- Work required: Reproduce verbatim the lines from the one containing "history-icon[interactable] — [150, 63, 170, 83]" through the one containing "tree-item-intrari[interactable]: Intrări —", including both of those lines.

(Layout element rows)
☆ ☆ ☆ ☆

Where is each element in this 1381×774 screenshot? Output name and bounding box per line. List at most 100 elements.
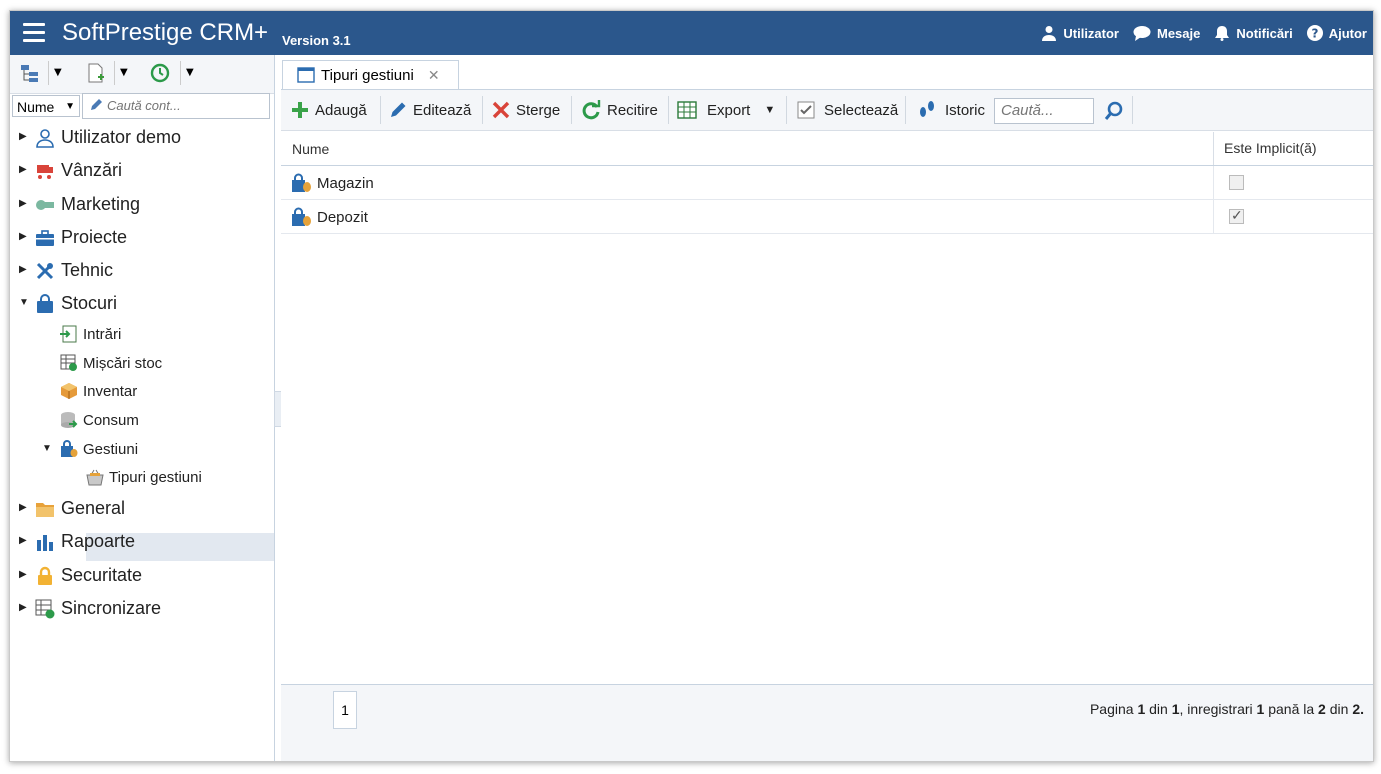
history-icon[interactable] — [150, 63, 170, 83]
search-field-select[interactable]: Nume ▼ — [12, 95, 80, 117]
basket-icon — [86, 469, 104, 486]
bar-chart-icon — [37, 534, 53, 551]
tree-item-tehnic[interactable]: ▶ Tehnic — [19, 260, 113, 281]
tree-item-intrari[interactable]: Intrări — [60, 325, 121, 343]
grid-toolbar: Adaugă Editează Sterge Recitire Export ▼ — [281, 90, 1373, 131]
export-button-label: Export — [707, 101, 751, 119]
toolbar-divider — [114, 61, 115, 85]
account-search-input[interactable] — [107, 98, 267, 113]
plus-icon — [292, 102, 308, 118]
toolbar-divider — [180, 61, 181, 85]
expand-arrow-icon[interactable]: ▶ — [19, 602, 27, 613]
expand-arrow-icon[interactable]: ▶ — [19, 131, 27, 142]
tree-view-icon[interactable] — [20, 63, 40, 83]
account-search-box — [82, 93, 270, 119]
cell-name: Depozit — [291, 207, 368, 227]
tree-item-label: General — [61, 498, 126, 518]
pager-info: Pagina 1 din 1, inregistrari 1 pană la 2… — [1090, 701, 1364, 717]
chevron-down-icon[interactable]: ▼ — [764, 104, 775, 116]
sync-table-icon — [35, 599, 55, 618]
tree-item-label: Consum — [83, 411, 139, 429]
app-window: SoftPrestige CRM+ Version 3.1 Utilizator… — [9, 10, 1374, 762]
expand-arrow-icon[interactable]: ▶ — [19, 164, 27, 175]
toolbar-divider — [1132, 96, 1133, 124]
app-name: SoftPrestige CRM+ — [62, 19, 269, 46]
store-bag-icon — [292, 207, 311, 226]
toolbar-divider — [48, 61, 49, 85]
tree-item-rapoarte[interactable]: ▶ Rapoarte — [19, 531, 135, 552]
tree-item-tipuri-gestiuni[interactable]: Tipuri gestiuni — [86, 468, 202, 486]
column-header-name[interactable]: Nume — [292, 141, 329, 157]
checkbox-icon — [797, 101, 815, 119]
collapse-arrow-icon[interactable]: ▼ — [42, 443, 52, 454]
expand-arrow-icon[interactable]: ▶ — [19, 264, 27, 275]
grid-search-box — [994, 98, 1094, 124]
tree-item-vanzari[interactable]: ▶ Vânzări — [19, 160, 122, 181]
table-row[interactable]: Magazin — [281, 166, 1373, 200]
expand-arrow-icon[interactable]: ▶ — [19, 502, 27, 513]
select-button[interactable]: Selectează — [797, 98, 898, 122]
pager-text: pană la — [1264, 701, 1319, 717]
top-menu-notifications[interactable]: Notificări — [1214, 25, 1293, 41]
table-row[interactable]: Depozit — [281, 200, 1373, 234]
tab-tipuri-gestiuni[interactable]: Tipuri gestiuni ✕ — [282, 60, 459, 89]
tree-item-label: Tipuri gestiuni — [109, 468, 202, 486]
top-menu-messages[interactable]: Mesaje — [1133, 25, 1200, 41]
tree-item-general[interactable]: ▶ General — [19, 498, 125, 519]
tree-item-utilizator-demo[interactable]: ▶ Utilizator demo — [19, 127, 181, 148]
history-button[interactable]: Istoric — [917, 98, 985, 122]
tree-item-label: Gestiuni — [83, 440, 139, 458]
tree-item-proiecte[interactable]: ▶ Proiecte — [19, 227, 127, 248]
history-dropdown-icon[interactable]: ▼ — [186, 67, 194, 78]
top-menu-help[interactable]: ? Ajutor — [1306, 25, 1367, 41]
pager-text: din — [1325, 701, 1353, 717]
delete-button[interactable]: Sterge — [492, 98, 560, 122]
tree-item-label: Sincronizare — [61, 598, 162, 618]
new-document-icon[interactable] — [86, 63, 106, 83]
tree-item-stocuri[interactable]: ▼ Stocuri — [19, 293, 117, 314]
main-panel: Tipuri gestiuni ✕ Adaugă Editează Sterge — [281, 55, 1373, 761]
expand-arrow-icon[interactable]: ▶ — [19, 231, 27, 242]
expand-arrow-icon[interactable]: ▶ — [19, 535, 27, 546]
hamburger-menu-icon[interactable] — [23, 23, 45, 43]
pager-total: 2 — [1352, 701, 1361, 717]
tree-view-dropdown-icon[interactable]: ▼ — [54, 67, 62, 78]
default-checkbox[interactable] — [1229, 175, 1244, 190]
pager-text: Pagina — [1089, 701, 1138, 717]
collapse-arrow-icon[interactable]: ▼ — [19, 297, 29, 308]
expand-arrow-icon[interactable]: ▶ — [19, 198, 27, 209]
edit-button[interactable]: Editează — [389, 98, 471, 122]
reload-button[interactable]: Recitire — [581, 98, 658, 122]
toolbar-divider — [668, 96, 669, 124]
tree-item-sincronizare[interactable]: ▶ Sincronizare — [19, 598, 161, 619]
top-menu-notifications-label: Notificări — [1236, 25, 1293, 41]
top-menu-user[interactable]: Utilizator — [1041, 25, 1119, 41]
tree-item-inventar[interactable]: Inventar — [60, 382, 137, 400]
page-button[interactable]: 1 — [333, 691, 357, 729]
tools-icon — [36, 262, 54, 279]
tree-item-gestiuni[interactable]: ▼ Gestiuni — [42, 440, 138, 458]
expand-arrow-icon[interactable]: ▶ — [19, 569, 27, 580]
close-icon[interactable]: ✕ — [428, 67, 440, 84]
column-header-default[interactable]: Este Implicit(ă) — [1213, 132, 1317, 165]
add-button[interactable]: Adaugă — [291, 98, 367, 122]
select-button-label: Selectează — [824, 101, 899, 119]
tree-item-securitate[interactable]: ▶ Securitate — [19, 565, 142, 586]
tab-label: Tipuri gestiuni — [321, 66, 414, 84]
grid-search-input[interactable] — [1001, 102, 1091, 119]
tab-strip: Tipuri gestiuni ✕ — [281, 55, 1373, 90]
top-menu-messages-label: Mesaje — [1157, 25, 1201, 41]
pencil-icon — [91, 99, 102, 110]
tree-item-label: Proiecte — [61, 227, 128, 247]
tree-item-marketing[interactable]: ▶ Marketing — [19, 194, 140, 215]
new-document-dropdown-icon[interactable]: ▼ — [120, 67, 128, 78]
tree-item-consum[interactable]: Consum — [60, 411, 139, 429]
search-icon[interactable] — [1104, 101, 1124, 121]
reload-button-label: Recitire — [607, 101, 658, 119]
search-field-select-value: Nume — [17, 99, 55, 115]
tree-item-miscari-stoc[interactable]: Mișcări stoc — [60, 354, 162, 372]
refresh-icon — [582, 100, 601, 120]
sidebar-search: Nume ▼ — [10, 93, 274, 121]
export-button[interactable]: Export ▼ — [677, 98, 775, 122]
default-checkbox[interactable] — [1229, 207, 1244, 224]
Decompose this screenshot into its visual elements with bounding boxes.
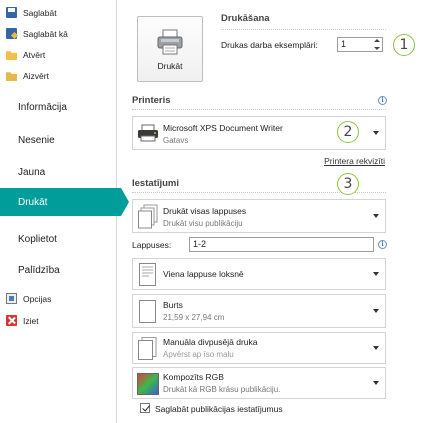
paper-size-dropdown[interactable]: Burts 21,59 x 27,94 cm xyxy=(132,294,386,328)
save-settings-label: Saglabāt publikācijas iestatījumus xyxy=(155,404,283,414)
print-separator xyxy=(221,29,386,30)
nav-print[interactable]: Drukāt xyxy=(0,188,129,216)
paper-sub: 21,59 x 27,94 cm xyxy=(163,313,225,322)
save-settings-checkbox[interactable] xyxy=(140,403,150,413)
open-folder-icon xyxy=(6,51,17,60)
copies-value: 1 xyxy=(341,39,347,49)
nav-save[interactable]: Saglabāt xyxy=(6,4,114,21)
nav-exit-label: Iziet xyxy=(23,315,39,326)
layout-dropdown[interactable]: Viena lappuse loksnē xyxy=(132,258,386,290)
save-as-icon xyxy=(6,28,17,39)
chevron-down-icon xyxy=(373,272,379,276)
copies-spinner[interactable] xyxy=(374,39,380,50)
nav-print-label: Drukāt xyxy=(18,196,48,208)
chevron-down-icon xyxy=(373,346,379,350)
rgb-color-icon xyxy=(137,373,159,395)
pages-input[interactable]: 1-2 xyxy=(189,237,374,252)
one-page-per-sheet-icon xyxy=(139,263,156,286)
pages-value: 1-2 xyxy=(193,239,207,249)
color-sub: Drukāt kā RGB krāsu publikāciju. xyxy=(163,385,281,394)
nav-new[interactable]: Jauna xyxy=(0,158,117,186)
nav-recent[interactable]: Nesenie xyxy=(0,126,117,154)
exit-icon xyxy=(6,315,17,326)
printer-separator xyxy=(132,109,386,110)
nav-help[interactable]: Palīdzība xyxy=(0,256,117,284)
copies-label: Drukas darba eksemplāri: xyxy=(221,40,318,50)
nav-save-as[interactable]: Saglabāt kā xyxy=(6,25,114,42)
copies-input[interactable]: 1 xyxy=(337,37,383,52)
duplex-icon xyxy=(138,337,157,360)
callout-2: 2 xyxy=(337,121,359,143)
nav-exit[interactable]: Iziet xyxy=(6,312,114,329)
nav-save-label: Saglabāt xyxy=(23,7,57,18)
chevron-down-icon xyxy=(373,131,379,135)
printer-status: Gatavs xyxy=(163,136,189,145)
nav-open-label: Atvērt xyxy=(23,49,46,60)
nav-options-label: Opcijas xyxy=(23,293,52,304)
nav-open[interactable]: Atvērt xyxy=(6,46,114,63)
print-range-sub: Drukāt visu publikāciju xyxy=(163,219,243,228)
printer-device-icon xyxy=(138,124,158,142)
color-mode-dropdown[interactable]: Kompozīts RGB Drukāt kā RGB krāsu publik… xyxy=(132,367,386,399)
nav-options[interactable]: Opcijas xyxy=(6,290,114,307)
callout-3: 3 xyxy=(337,173,359,195)
nav-help-label: Palīdzība xyxy=(18,264,60,276)
paper-icon xyxy=(139,300,156,323)
layout-title: Viena lappuse loksnē xyxy=(163,269,244,279)
nav-share-label: Koplietot xyxy=(18,233,57,245)
options-icon xyxy=(6,293,17,304)
chevron-down-icon xyxy=(373,309,379,313)
backstage-nav: Saglabāt Saglabāt kā Atvērt Aizvērt Info… xyxy=(0,0,129,423)
nav-new-label: Jauna xyxy=(18,166,46,178)
duplex-sub: Apvērst ap īso malu xyxy=(163,350,234,359)
close-folder-icon xyxy=(6,72,17,81)
pages-label: Lappuses: xyxy=(132,240,172,250)
chevron-down-icon xyxy=(373,381,379,385)
nav-close[interactable]: Aizvērt xyxy=(6,67,114,84)
info-icon[interactable]: i xyxy=(378,96,387,105)
nav-share[interactable]: Koplietot xyxy=(0,225,117,253)
pages-stack-icon xyxy=(138,204,158,229)
print-range-title: Drukāt visas lappuses xyxy=(163,206,247,216)
printer-section-title: Printeris xyxy=(132,95,171,106)
printer-name: Microsoft XPS Document Writer xyxy=(163,123,283,133)
settings-section-title: Iestatījumi xyxy=(132,178,179,189)
nav-save-as-label: Saglabāt kā xyxy=(23,28,68,39)
print-panel: Drukāt Drukāšana Drukas darba eksemplāri… xyxy=(118,0,421,423)
print-section-title: Drukāšana xyxy=(221,13,270,24)
nav-close-label: Aizvērt xyxy=(23,70,49,81)
printer-properties-link[interactable]: Printera rekvizīti xyxy=(324,156,385,166)
chevron-down-icon xyxy=(373,214,379,218)
pages-info-icon[interactable]: i xyxy=(378,240,387,249)
nav-info[interactable]: Informācija xyxy=(0,93,117,121)
nav-info-label: Informācija xyxy=(18,101,67,113)
print-button-label: Drukāt xyxy=(157,61,183,71)
color-title: Kompozīts RGB xyxy=(163,372,224,382)
print-range-dropdown[interactable]: Drukāt visas lappuses Drukāt visu publik… xyxy=(132,199,386,233)
paper-title: Burts xyxy=(163,300,183,310)
printer-icon xyxy=(157,29,183,55)
callout-1: 1 xyxy=(393,34,415,56)
nav-recent-label: Nesenie xyxy=(18,134,55,146)
duplex-dropdown[interactable]: Manuāla divpusējā druka Apvērst ap īso m… xyxy=(132,332,386,364)
print-button[interactable]: Drukāt xyxy=(137,16,203,82)
duplex-title: Manuāla divpusējā druka xyxy=(163,337,258,347)
save-icon xyxy=(6,7,17,18)
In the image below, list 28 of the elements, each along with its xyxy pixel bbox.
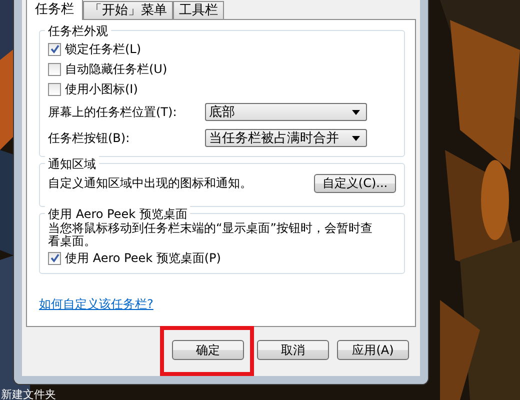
description-text: 自定义通知区域中出现的图标和通知。	[48, 175, 252, 192]
dropdown[interactable]: 底部	[205, 103, 367, 121]
dialog-button[interactable]: 取消	[257, 340, 329, 360]
group-title: 任务栏外观	[45, 23, 111, 39]
tab[interactable]: 工具栏	[173, 1, 224, 19]
caret-icon	[352, 136, 360, 140]
dialog-button[interactable]: 确定	[172, 340, 244, 360]
help-link[interactable]: 如何自定义该任务栏?	[39, 297, 154, 311]
tab[interactable]: 「开始」菜单	[83, 1, 173, 19]
checkbox-label: 使用 Aero Peek 预览桌面(P)	[65, 250, 221, 266]
checkbox-label: 锁定任务栏(L)	[65, 40, 142, 58]
checkbox[interactable]	[48, 82, 61, 96]
caret-icon	[352, 110, 360, 114]
checkbox[interactable]	[48, 42, 61, 56]
field-label: 任务栏按钮(B):	[48, 130, 131, 146]
checkbox-label: 自动隐藏任务栏(U)	[65, 60, 168, 78]
checkbox[interactable]	[48, 252, 61, 264]
checkbox[interactable]	[48, 62, 61, 76]
customize-button[interactable]: 自定义(C)...	[314, 174, 396, 193]
field-label: 屏幕上的任务栏位置(T):	[48, 104, 178, 120]
checkbox-label: 使用小图标(I)	[65, 80, 138, 98]
dropdown[interactable]: 当任务栏被占满时合并	[205, 129, 367, 147]
dialog-button[interactable]: 应用(A)	[337, 340, 409, 360]
desktop-icon-label[interactable]: 新建文件夹	[1, 388, 56, 400]
group-title: 通知区域	[45, 156, 99, 172]
group-title: 使用 Aero Peek 预览桌面	[45, 206, 190, 222]
description-text: 当您将鼠标移动到任务栏末端的“显示桌面”按钮时，会暂时查看桌面。	[48, 222, 374, 248]
tab[interactable]: 任务栏	[26, 0, 83, 20]
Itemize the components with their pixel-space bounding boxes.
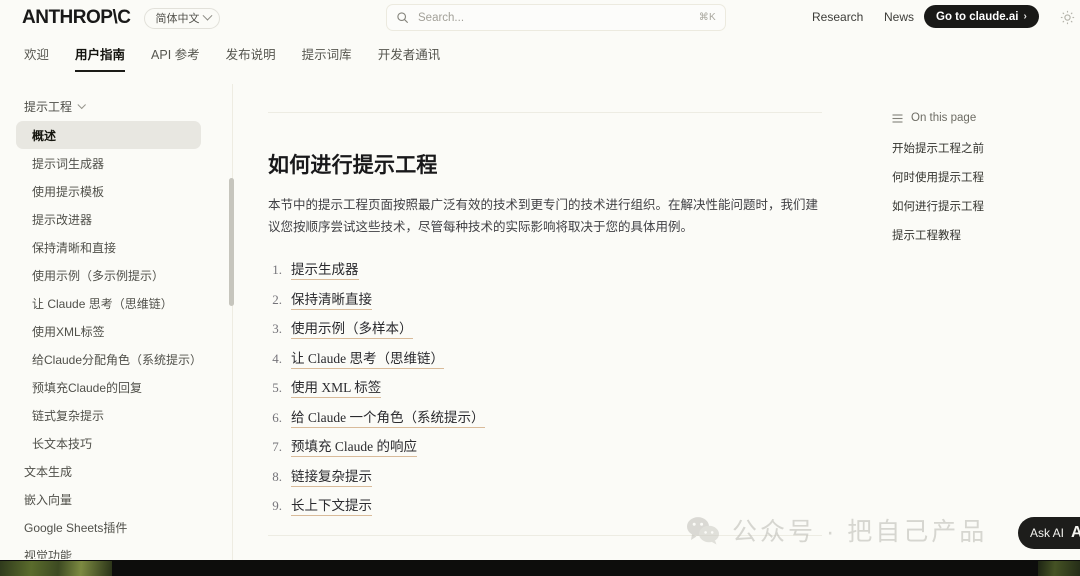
search-shortcut-hint: ⌘K [698, 12, 716, 23]
link-chain-of-thought[interactable]: 让 Claude 思考（思维链） [291, 347, 444, 369]
primary-tabs: 欢迎 用户指南 API 参考 发布说明 提示词库 开发者通讯 [0, 44, 1080, 77]
link-prompt-generator[interactable]: 提示生成器 [291, 258, 359, 280]
list-item: 4. 让 Claude 思考（思维链） [268, 347, 868, 377]
toc-header: On this page [892, 112, 1062, 124]
intro-paragraph: 本节中的提示工程页面按照最广泛有效的技术到更专门的技术进行组织。在解决性能问题时… [268, 198, 819, 234]
page-title: 如何进行提示工程 [268, 154, 438, 177]
sidebar-scrollbar-track[interactable] [229, 86, 233, 558]
toc-title: On this page [911, 112, 977, 124]
language-selector-label: 简体中文 [155, 13, 200, 25]
sidebar-nav: 提示工程 概述 提示词生成器 使用提示模板 提示改进器 保持清晰和直接 使用示例… [0, 84, 233, 559]
list-item: 5. 使用 XML 标签 [268, 376, 868, 406]
link-multishot[interactable]: 使用示例（多样本） [291, 317, 413, 339]
tab-api-reference[interactable]: API 参考 [151, 44, 200, 72]
go-to-claude-label: Go to claude.ai [936, 10, 1019, 23]
ask-ai-button[interactable]: Ask AI A [1018, 517, 1080, 549]
sidebar-item-prefill-response[interactable]: 预填充Claude的回复 [16, 373, 201, 401]
link-be-clear-direct[interactable]: 保持清晰直接 [291, 288, 372, 310]
list-item-number: 7. [272, 439, 282, 454]
bottom-strip-thumbnail-right [1038, 561, 1080, 576]
sidebar-item-prompt-generator[interactable]: 提示词生成器 [16, 149, 201, 177]
link-system-prompt-role[interactable]: 给 Claude 一个角色（系统提示） [291, 406, 485, 428]
bottom-strip [0, 560, 1080, 576]
sidebar-item-chain-of-thought[interactable]: 让 Claude 思考（思维链） [16, 289, 201, 317]
sidebar-item-vision[interactable]: 视觉功能 [16, 541, 201, 560]
tab-user-guide[interactable]: 用户指南 [75, 44, 126, 72]
toc-link-tutorial[interactable]: 提示工程教程 [892, 227, 1062, 243]
search-input[interactable]: Search... ⌘K [386, 4, 726, 31]
list-item-number: 2. [272, 291, 282, 307]
tab-developer-newsletter[interactable]: 开发者通讯 [378, 44, 441, 72]
sidebar-item-system-prompts[interactable]: 给Claude分配角色（系统提示） [16, 345, 202, 373]
sidebar-item-multishot-prompting[interactable]: 使用示例（多示例提示） [16, 261, 201, 289]
sidebar-item-prompt-improver[interactable]: 提示改进器 [16, 205, 201, 233]
list-item: 3. 使用示例（多样本） [268, 317, 868, 347]
list-item: 1. 提示生成器 [268, 258, 868, 288]
sidebar-scrollbar-thumb[interactable] [229, 178, 234, 306]
chevron-down-icon [203, 10, 213, 21]
ask-ai-label: Ask AI [1030, 526, 1065, 540]
list-item-number: 5. [272, 380, 282, 395]
content-top-divider [268, 112, 822, 113]
list-item: 9. 长上下文提示 [268, 494, 868, 524]
list-item-number: 9. [272, 498, 282, 513]
list-icon [892, 113, 903, 123]
sidebar-item-google-sheets-addon[interactable]: Google Sheets插件 [16, 513, 201, 541]
sidebar-item-embeddings[interactable]: 嵌入向量 [16, 485, 201, 513]
anthropic-logo[interactable]: ANTHROP\C [22, 7, 131, 29]
tab-welcome[interactable]: 欢迎 [24, 44, 49, 72]
sidebar-group-label: 提示工程 [24, 100, 73, 114]
search-placeholder: Search... [418, 11, 465, 24]
toc-link-before-prompt-engineering[interactable]: 开始提示工程之前 [892, 140, 1062, 156]
tab-prompt-library[interactable]: 提示词库 [302, 44, 352, 72]
main-content: 如何进行提示工程 本节中的提示工程页面按照最广泛有效的技术到更专门的技术进行组织… [268, 84, 868, 524]
toc-link-how-to-do[interactable]: 如何进行提示工程 [892, 198, 1062, 214]
list-item: 8. 链接复杂提示 [268, 465, 868, 495]
sun-icon[interactable] [1060, 10, 1075, 25]
sidebar-item-prompt-templates[interactable]: 使用提示模板 [16, 177, 201, 205]
header-link-research[interactable]: Research [812, 10, 863, 24]
list-item: 6. 给 Claude 一个角色（系统提示） [268, 406, 868, 436]
list-item-number: 8. [272, 468, 282, 484]
list-item-number: 6. [272, 409, 282, 425]
list-item-number: 1. [272, 262, 282, 277]
docs-page: ANTHROP\C 简体中文 Search... ⌘K Research New… [0, 0, 1080, 576]
link-prefill-response[interactable]: 预填充 Claude 的响应 [291, 435, 417, 457]
go-to-claude-button[interactable]: Go to claude.ai › [924, 5, 1039, 28]
chevron-down-icon [77, 100, 86, 109]
technique-list: 1. 提示生成器 2. 保持清晰直接 3. 使用示例（多样本） 4. 让 Cla… [268, 258, 868, 524]
toc-link-when-to-use[interactable]: 何时使用提示工程 [892, 169, 1062, 185]
sidebar-item-be-clear-direct[interactable]: 保持清晰和直接 [16, 233, 201, 261]
bottom-strip-thumbnail-left [0, 561, 112, 576]
chevron-right-icon: › [1023, 11, 1027, 22]
sidebar-item-overview[interactable]: 概述 [16, 121, 201, 149]
content-bottom-divider [268, 535, 822, 536]
list-item-number: 4. [272, 350, 282, 366]
search-icon [397, 12, 408, 23]
sidebar-group-prompt-engineering[interactable]: 提示工程 [24, 98, 233, 115]
on-this-page-toc: On this page 开始提示工程之前 何时使用提示工程 如何进行提示工程 … [892, 112, 1062, 256]
tab-release-notes[interactable]: 发布说明 [226, 44, 276, 72]
link-long-context[interactable]: 长上下文提示 [291, 494, 372, 516]
link-chain-prompts[interactable]: 链接复杂提示 [291, 465, 372, 487]
list-item-number: 3. [272, 321, 282, 336]
sidebar-item-long-context-tips[interactable]: 长文本技巧 [16, 429, 201, 457]
list-item: 7. 预填充 Claude 的响应 [268, 435, 868, 465]
sidebar-item-chain-prompts[interactable]: 链式复杂提示 [16, 401, 201, 429]
link-xml-tags[interactable]: 使用 XML 标签 [291, 376, 382, 398]
language-selector[interactable]: 简体中文 [144, 7, 221, 29]
list-item: 2. 保持清晰直接 [268, 288, 868, 318]
ask-ai-badge: A [1071, 524, 1080, 541]
sidebar-item-text-generation[interactable]: 文本生成 [16, 457, 201, 485]
sidebar-item-xml-tags[interactable]: 使用XML标签 [16, 317, 201, 345]
header-link-news[interactable]: News [884, 10, 914, 24]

☆ ☆ ☆ ☆

- The completed task:
history-icon[interactable] — [150, 63, 170, 83]
search-field-select[interactable]: Nume ▼ — [12, 95, 80, 117]
basket-icon — [86, 469, 104, 486]
bar-chart-icon — [37, 534, 53, 551]
tree-item-tehnic[interactable]: ▶ Tehnic — [19, 260, 113, 281]
tree-item-intrari[interactable]: Intrări — [60, 325, 121, 343]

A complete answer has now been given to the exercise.